begin Supplied information

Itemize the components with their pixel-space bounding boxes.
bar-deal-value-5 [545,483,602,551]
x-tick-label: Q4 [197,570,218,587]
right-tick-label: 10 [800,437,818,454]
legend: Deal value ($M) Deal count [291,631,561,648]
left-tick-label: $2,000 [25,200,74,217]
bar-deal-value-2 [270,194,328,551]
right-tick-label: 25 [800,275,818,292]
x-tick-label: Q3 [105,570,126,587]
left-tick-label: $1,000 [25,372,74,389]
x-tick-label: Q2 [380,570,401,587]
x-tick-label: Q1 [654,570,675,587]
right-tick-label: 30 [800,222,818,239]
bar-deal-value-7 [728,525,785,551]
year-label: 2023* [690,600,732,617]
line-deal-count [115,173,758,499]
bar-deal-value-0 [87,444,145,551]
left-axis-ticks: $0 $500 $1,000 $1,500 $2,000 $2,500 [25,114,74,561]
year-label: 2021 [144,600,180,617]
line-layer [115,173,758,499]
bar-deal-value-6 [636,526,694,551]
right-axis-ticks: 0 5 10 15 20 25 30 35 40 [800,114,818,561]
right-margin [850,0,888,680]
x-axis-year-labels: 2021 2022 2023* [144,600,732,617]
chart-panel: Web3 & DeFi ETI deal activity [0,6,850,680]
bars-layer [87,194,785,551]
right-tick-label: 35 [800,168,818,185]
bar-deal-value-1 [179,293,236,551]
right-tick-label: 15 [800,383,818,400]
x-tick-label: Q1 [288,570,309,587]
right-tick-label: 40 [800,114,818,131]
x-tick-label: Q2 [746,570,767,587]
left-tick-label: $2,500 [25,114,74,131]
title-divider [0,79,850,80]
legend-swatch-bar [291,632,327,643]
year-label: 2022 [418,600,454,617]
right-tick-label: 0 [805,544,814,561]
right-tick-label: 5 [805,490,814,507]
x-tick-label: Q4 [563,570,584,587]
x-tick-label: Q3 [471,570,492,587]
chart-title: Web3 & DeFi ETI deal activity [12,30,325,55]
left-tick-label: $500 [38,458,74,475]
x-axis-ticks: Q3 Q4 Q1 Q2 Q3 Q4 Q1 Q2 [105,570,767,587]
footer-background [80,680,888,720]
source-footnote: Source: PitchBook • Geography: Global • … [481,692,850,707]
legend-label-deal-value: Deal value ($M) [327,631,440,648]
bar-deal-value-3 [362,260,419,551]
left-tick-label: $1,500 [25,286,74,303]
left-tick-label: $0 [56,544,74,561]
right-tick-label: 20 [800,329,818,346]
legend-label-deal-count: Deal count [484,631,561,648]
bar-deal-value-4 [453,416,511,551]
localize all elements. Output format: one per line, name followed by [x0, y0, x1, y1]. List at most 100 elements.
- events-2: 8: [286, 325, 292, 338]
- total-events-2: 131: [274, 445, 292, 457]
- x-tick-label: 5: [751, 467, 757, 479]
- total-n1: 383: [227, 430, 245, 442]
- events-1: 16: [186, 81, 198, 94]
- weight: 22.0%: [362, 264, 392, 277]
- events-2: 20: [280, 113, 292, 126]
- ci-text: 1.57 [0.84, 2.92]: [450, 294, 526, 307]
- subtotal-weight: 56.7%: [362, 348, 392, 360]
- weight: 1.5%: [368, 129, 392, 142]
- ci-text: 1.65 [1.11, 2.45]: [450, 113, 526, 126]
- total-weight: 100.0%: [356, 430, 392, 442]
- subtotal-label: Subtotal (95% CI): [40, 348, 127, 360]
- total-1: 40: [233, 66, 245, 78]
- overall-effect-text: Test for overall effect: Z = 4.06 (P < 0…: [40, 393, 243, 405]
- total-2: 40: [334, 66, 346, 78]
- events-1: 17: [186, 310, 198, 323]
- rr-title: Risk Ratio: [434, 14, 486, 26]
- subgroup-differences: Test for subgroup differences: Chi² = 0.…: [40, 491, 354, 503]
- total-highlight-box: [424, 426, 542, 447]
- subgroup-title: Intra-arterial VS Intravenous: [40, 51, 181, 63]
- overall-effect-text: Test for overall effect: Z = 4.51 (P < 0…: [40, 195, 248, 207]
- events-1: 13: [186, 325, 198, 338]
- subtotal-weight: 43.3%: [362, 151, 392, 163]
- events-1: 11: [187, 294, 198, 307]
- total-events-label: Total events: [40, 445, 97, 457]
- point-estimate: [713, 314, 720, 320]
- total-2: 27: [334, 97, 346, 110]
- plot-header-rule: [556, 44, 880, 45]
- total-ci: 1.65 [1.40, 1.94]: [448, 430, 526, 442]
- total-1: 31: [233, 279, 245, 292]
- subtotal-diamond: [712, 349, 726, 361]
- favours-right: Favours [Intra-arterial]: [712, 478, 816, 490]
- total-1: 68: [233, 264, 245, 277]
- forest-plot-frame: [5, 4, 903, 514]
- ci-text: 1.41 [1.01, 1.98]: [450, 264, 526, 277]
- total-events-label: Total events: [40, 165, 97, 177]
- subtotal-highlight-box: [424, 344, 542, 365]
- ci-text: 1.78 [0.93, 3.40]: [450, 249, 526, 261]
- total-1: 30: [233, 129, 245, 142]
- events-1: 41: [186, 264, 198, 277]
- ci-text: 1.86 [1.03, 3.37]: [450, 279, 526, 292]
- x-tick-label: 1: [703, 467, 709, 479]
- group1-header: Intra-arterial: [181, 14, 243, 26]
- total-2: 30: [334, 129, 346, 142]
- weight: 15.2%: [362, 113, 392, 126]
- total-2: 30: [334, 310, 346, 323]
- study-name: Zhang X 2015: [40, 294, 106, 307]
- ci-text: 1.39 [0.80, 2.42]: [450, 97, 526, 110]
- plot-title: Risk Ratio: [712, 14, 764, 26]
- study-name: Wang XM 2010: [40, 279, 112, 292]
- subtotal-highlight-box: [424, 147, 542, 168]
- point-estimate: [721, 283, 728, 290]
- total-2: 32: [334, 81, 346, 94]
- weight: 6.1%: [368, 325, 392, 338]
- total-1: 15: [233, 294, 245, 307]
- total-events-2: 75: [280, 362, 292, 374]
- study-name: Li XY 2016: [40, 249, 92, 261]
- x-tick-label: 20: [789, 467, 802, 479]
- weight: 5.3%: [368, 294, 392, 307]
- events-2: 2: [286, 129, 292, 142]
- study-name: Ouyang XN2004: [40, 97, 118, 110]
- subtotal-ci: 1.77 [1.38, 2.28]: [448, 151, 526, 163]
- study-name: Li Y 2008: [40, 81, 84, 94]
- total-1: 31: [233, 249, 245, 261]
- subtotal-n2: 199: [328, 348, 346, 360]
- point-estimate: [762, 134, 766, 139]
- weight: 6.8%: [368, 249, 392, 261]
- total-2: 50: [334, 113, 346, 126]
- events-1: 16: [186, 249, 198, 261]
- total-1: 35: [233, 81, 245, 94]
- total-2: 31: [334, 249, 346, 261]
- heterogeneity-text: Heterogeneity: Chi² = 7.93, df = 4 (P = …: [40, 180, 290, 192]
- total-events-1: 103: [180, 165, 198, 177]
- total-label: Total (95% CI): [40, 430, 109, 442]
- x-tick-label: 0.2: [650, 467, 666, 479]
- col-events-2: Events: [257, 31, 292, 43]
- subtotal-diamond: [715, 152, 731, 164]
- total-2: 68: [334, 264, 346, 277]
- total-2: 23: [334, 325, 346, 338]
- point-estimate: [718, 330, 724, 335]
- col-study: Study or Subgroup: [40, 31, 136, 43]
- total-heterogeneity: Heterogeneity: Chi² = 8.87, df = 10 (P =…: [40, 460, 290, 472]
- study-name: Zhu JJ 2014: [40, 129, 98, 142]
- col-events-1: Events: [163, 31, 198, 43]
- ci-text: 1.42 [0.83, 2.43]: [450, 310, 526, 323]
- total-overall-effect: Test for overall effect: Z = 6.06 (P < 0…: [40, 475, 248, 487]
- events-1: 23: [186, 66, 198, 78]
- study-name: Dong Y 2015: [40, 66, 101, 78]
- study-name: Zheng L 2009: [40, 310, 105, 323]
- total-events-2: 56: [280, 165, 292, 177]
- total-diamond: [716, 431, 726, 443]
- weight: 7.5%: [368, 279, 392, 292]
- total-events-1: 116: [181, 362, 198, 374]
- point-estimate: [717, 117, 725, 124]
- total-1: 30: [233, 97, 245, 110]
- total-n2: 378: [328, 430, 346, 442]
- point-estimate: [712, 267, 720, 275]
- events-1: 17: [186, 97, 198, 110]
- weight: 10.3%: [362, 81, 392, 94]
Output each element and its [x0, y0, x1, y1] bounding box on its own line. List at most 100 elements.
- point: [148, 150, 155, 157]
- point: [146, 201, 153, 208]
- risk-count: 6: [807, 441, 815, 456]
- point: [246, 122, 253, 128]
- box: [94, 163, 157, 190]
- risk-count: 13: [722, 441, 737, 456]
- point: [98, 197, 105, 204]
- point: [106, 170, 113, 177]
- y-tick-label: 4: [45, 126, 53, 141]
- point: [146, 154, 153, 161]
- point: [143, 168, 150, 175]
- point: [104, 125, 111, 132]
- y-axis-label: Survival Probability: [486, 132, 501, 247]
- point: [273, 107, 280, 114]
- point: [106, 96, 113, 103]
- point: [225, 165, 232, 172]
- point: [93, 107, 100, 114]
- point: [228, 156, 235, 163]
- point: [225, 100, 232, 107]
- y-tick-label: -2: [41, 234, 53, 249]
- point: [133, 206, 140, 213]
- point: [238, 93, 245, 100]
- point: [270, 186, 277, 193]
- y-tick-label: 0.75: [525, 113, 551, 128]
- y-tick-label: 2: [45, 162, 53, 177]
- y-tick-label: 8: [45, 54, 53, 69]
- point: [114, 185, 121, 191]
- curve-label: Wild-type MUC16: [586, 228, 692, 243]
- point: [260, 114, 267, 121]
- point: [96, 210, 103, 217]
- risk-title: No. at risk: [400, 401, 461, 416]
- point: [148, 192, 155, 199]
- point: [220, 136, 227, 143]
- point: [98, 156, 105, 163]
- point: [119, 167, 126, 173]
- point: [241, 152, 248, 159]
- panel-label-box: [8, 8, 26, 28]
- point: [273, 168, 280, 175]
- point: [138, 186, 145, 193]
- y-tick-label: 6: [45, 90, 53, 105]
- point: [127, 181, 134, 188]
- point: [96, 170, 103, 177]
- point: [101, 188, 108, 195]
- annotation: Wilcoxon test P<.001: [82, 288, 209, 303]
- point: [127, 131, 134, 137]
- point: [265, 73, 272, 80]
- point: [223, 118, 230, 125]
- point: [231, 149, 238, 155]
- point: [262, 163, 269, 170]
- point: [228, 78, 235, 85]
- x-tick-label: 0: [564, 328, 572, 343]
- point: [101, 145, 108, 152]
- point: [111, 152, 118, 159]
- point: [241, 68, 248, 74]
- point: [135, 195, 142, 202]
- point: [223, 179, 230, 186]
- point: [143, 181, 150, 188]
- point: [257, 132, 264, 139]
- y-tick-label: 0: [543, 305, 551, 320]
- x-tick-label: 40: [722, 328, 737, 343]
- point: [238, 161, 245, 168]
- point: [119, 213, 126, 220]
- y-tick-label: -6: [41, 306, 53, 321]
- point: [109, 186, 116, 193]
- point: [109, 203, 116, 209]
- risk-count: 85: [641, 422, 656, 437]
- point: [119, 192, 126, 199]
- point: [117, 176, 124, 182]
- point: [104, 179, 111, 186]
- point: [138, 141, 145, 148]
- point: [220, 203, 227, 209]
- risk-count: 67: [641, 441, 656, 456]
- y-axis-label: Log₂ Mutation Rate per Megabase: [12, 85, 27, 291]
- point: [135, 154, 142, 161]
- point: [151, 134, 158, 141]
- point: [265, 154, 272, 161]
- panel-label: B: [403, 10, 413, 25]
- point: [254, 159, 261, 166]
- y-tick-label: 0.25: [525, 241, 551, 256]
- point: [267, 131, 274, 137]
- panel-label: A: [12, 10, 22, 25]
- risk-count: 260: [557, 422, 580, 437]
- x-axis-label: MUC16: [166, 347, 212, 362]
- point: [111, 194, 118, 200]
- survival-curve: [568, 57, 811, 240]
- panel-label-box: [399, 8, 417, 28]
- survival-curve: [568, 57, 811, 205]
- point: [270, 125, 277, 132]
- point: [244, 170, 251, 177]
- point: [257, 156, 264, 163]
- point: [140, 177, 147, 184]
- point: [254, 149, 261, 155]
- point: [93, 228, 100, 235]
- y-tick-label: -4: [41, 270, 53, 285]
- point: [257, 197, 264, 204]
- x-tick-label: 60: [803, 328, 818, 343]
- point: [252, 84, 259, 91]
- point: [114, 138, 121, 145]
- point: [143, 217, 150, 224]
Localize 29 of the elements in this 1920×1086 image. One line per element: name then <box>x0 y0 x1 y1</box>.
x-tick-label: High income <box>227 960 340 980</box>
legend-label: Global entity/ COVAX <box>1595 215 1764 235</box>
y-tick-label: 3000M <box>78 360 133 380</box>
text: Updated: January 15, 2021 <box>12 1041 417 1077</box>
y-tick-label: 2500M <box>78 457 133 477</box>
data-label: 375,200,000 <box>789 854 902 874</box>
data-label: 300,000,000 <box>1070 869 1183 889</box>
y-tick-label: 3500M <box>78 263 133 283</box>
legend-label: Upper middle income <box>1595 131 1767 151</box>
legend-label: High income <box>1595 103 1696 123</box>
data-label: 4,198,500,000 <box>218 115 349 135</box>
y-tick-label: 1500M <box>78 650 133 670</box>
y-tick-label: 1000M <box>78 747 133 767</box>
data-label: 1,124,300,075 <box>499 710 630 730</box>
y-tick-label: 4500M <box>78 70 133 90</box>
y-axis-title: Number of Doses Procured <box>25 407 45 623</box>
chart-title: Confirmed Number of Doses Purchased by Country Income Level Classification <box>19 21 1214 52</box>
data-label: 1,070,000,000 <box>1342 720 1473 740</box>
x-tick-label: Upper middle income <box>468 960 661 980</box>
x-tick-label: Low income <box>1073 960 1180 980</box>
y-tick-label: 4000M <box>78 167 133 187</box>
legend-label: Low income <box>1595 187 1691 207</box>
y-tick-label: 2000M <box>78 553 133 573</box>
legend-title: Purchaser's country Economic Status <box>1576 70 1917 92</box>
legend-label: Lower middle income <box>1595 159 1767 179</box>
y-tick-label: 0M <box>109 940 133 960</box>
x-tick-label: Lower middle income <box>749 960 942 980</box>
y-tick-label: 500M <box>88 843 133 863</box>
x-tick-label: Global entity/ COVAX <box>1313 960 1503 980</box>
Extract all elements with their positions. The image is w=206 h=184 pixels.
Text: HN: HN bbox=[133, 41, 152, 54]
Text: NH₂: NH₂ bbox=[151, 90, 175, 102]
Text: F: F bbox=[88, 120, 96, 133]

end Supplied information

§ **Request**
Could you arrange the material above, from its very first line through the line with "left-tick-label: $1,500 [25,286,74,303]" (both included), as a JSON list of strings with one string per line and blank lines left out?

§ **Exercise output**
[
  "Itemize the components with their pixel-space bounding boxes.",
  "bar-deal-value-5 [545,483,602,551]",
  "x-tick-label: Q4 [197,570,218,587]",
  "right-tick-label: 10 [800,437,818,454]",
  "legend: Deal value ($M) Deal count [291,631,561,648]",
  "left-tick-label: $2,000 [25,200,74,217]",
  "bar-deal-value-2 [270,194,328,551]",
  "right-tick-label: 25 [800,275,818,292]",
  "x-tick-label: Q3 [105,570,126,587]",
  "left-tick-label: $1,000 [25,372,74,389]",
  "x-tick-label: Q2 [380,570,401,587]",
  "x-tick-label: Q1 [654,570,675,587]",
  "right-tick-label: 30 [800,222,818,239]",
  "bar-deal-value-7 [728,525,785,551]",
  "year-label: 2023* [690,600,732,617]",
  "line-deal-count [115,173,758,499]",
  "bar-deal-value-0 [87,444,145,551]",
  "left-axis-ticks: $0 $500 $1,000 $1,500 $2,000 $2,500 [25,114,74,561]",
  "year-label: 2021 [144,600,180,617]",
  "line-layer [115,173,758,499]",
  "bar-deal-value-6 [636,526,694,551]",
  "right-axis-ticks: 0 5 10 15 20 25 30 35 40 [800,114,818,561]",
  "right-margin [850,0,888,680]",
  "x-axis-year-labels: 2021 2022 2023* [144,600,732,617]",
  "chart-panel: Web3 & DeFi ETI deal activity [0,6,850,680]",
  "bars-layer [87,194,785,551]",
  "right-tick-label: 35 [800,168,818,185]",
  "bar-deal-value-1 [179,293,236,551]",
  "right-tick-label: 15 [800,383,818,400]",
  "x-tick-label: Q1 [288,570,309,587]",
  "right-tick-label: 40 [800,114,818,131]",
  "x-tick-label: Q2 [746,570,767,587]",
  "left-tick-label: $2,500 [25,114,74,131]",
  "title-divider [0,79,850,80]",
  "legend-swatch-bar [291,632,327,643]",
  "year-label: 2022 [418,600,454,617]",
  "right-tick-label: 0 [805,544,814,561]",
  "right-tick-label: 5 [805,490,814,507]",
  "x-tick-label: Q4 [563,570,584,587]",
  "x-tick-label: Q3 [471,570,492,587]",
  "chart-title: Web3 & DeFi ETI deal activity [12,30,325,55]",
  "left-tick-label: $500 [38,458,74,475]",
  "x-axis-ticks: Q3 Q4 Q1 Q2 Q3 Q4 Q1 Q2 [105,570,767,587]",
  "footer-background [80,680,888,720]",
  "source-footnote: Source: PitchBook • Geography: Global • … [481,692,850,707]",
  "legend-label-deal-value: Deal value ($M) [327,631,440,648]",
  "bar-deal-value-3 [362,260,419,551]",
  "left-tick-label: $1,500 [25,286,74,303]"
]